## Begin GIVEN ENTRIES
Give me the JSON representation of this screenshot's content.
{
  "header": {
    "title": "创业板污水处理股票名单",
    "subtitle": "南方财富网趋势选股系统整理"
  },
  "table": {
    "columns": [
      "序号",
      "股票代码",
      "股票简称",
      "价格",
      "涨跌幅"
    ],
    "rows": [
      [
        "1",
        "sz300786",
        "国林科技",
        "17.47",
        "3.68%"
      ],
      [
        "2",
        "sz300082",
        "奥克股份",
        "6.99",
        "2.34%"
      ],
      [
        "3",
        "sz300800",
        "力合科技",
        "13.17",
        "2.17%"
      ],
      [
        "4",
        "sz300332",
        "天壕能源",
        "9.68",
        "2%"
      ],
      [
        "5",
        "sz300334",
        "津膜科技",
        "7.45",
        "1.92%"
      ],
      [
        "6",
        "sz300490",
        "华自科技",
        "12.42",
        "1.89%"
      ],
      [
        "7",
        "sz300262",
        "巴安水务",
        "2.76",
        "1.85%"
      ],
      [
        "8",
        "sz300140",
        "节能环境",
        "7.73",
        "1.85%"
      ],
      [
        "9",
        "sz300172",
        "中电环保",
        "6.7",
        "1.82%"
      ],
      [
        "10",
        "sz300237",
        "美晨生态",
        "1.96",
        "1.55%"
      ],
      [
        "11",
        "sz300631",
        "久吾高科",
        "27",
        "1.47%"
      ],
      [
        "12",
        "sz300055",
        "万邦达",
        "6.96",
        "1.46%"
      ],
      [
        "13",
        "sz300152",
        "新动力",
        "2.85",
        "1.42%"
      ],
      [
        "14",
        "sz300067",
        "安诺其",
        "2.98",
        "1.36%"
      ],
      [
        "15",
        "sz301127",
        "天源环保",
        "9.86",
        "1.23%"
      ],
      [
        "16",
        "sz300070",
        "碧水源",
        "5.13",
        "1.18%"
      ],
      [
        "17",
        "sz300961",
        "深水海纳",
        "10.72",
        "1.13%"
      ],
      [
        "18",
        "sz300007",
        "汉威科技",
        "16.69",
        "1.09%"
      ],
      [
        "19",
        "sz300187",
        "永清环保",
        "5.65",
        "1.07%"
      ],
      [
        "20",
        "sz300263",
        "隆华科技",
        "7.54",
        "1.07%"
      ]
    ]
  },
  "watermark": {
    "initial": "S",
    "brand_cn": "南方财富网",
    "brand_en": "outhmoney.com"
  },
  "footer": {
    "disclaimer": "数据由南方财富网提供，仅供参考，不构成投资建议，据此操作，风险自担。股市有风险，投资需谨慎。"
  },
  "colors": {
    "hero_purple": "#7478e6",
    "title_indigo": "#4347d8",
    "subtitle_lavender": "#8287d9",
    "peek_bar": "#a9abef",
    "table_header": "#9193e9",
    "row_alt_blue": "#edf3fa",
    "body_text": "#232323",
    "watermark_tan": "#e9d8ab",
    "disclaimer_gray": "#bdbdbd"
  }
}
## End GIVEN ENTRIES
▶ [TASK GOAL]: Using the data above, print every record exactly as shown.

▶ [COMPLETED TASK]:
Give me the JSON representation of this screenshot's content.
{
  "header": {
    "title": "创业板污水处理股票名单",
    "subtitle": "南方财富网趋势选股系统整理"
  },
  "table": {
    "columns": [
      "序号",
      "股票代码",
      "股票简称",
      "价格",
      "涨跌幅"
    ],
    "rows": [
      [
        "1",
        "sz300786",
        "国林科技",
        "17.47",
        "3.68%"
      ],
      [
        "2",
        "sz300082",
        "奥克股份",
        "6.99",
        "2.34%"
      ],
      [
        "3",
        "sz300800",
        "力合科技",
        "13.17",
        "2.17%"
      ],
      [
        "4",
        "sz300332",
        "天壕能源",
        "9.68",
        "2%"
      ],
      [
        "5",
        "sz300334",
        "津膜科技",
        "7.45",
        "1.92%"
      ],
      [
        "6",
        "sz300490",
        "华自科技",
        "12.42",
        "1.89%"
      ],
      [
        "7",
        "sz300262",
        "巴安水务",
        "2.76",
        "1.85%"
      ],
      [
        "8",
        "sz300140",
        "节能环境",
        "7.73",
        "1.85%"
      ],
      [
        "9",
        "sz300172",
        "中电环保",
        "6.7",
        "1.82%"
      ],
      [
        "10",
        "sz300237",
        "美晨生态",
        "1.96",
        "1.55%"
      ],
      [
        "11",
        "sz300631",
        "久吾高科",
        "27",
        "1.47%"
      ],
      [
        "12",
        "sz300055",
        "万邦达",
        "6.96",
        "1.46%"
      ],
      [
        "13",
        "sz300152",
        "新动力",
        "2.85",
        "1.42%"
      ],
      [
        "14",
        "sz300067",
        "安诺其",
        "2.98",
        "1.36%"
      ],
      [
        "15",
        "sz301127",
        "天源环保",
        "9.86",
        "1.23%"
      ],
      [
        "16",
        "sz300070",
        "碧水源",
        "5.13",
        "1.18%"
      ],
      [
        "17",
        "sz300961",
        "深水海纳",
        "10.72",
        "1.13%"
      ],
      [
        "18",
        "sz300007",
        "汉威科技",
        "16.69",
        "1.09%"
      ],
      [
        "19",
        "sz300187",
        "永清环保",
        "5.65",
        "1.07%"
      ],
      [
        "20",
        "sz300263",
        "隆华科技",
        "7.54",
        "1.07%"
      ]
    ]
  },
  "watermark": {
    "initial": "S",
    "brand_cn": "南方财富网",
    "brand_en": "outhmoney.com"
  },
  "footer": {
    "disclaimer": "数据由南方财富网提供，仅供参考，不构成投资建议，据此操作，风险自担。股市有风险，投资需谨慎。"
  },
  "colors": {
    "hero_purple": "#7478e6",
    "title_indigo": "#4347d8",
    "subtitle_lavender": "#8287d9",
    "peek_bar": "#a9abef",
    "table_header": "#9193e9",
    "row_alt_blue": "#edf3fa",
    "body_text": "#232323",
    "watermark_tan": "#e9d8ab",
    "disclaimer_gray": "#bdbdbd"
  }
}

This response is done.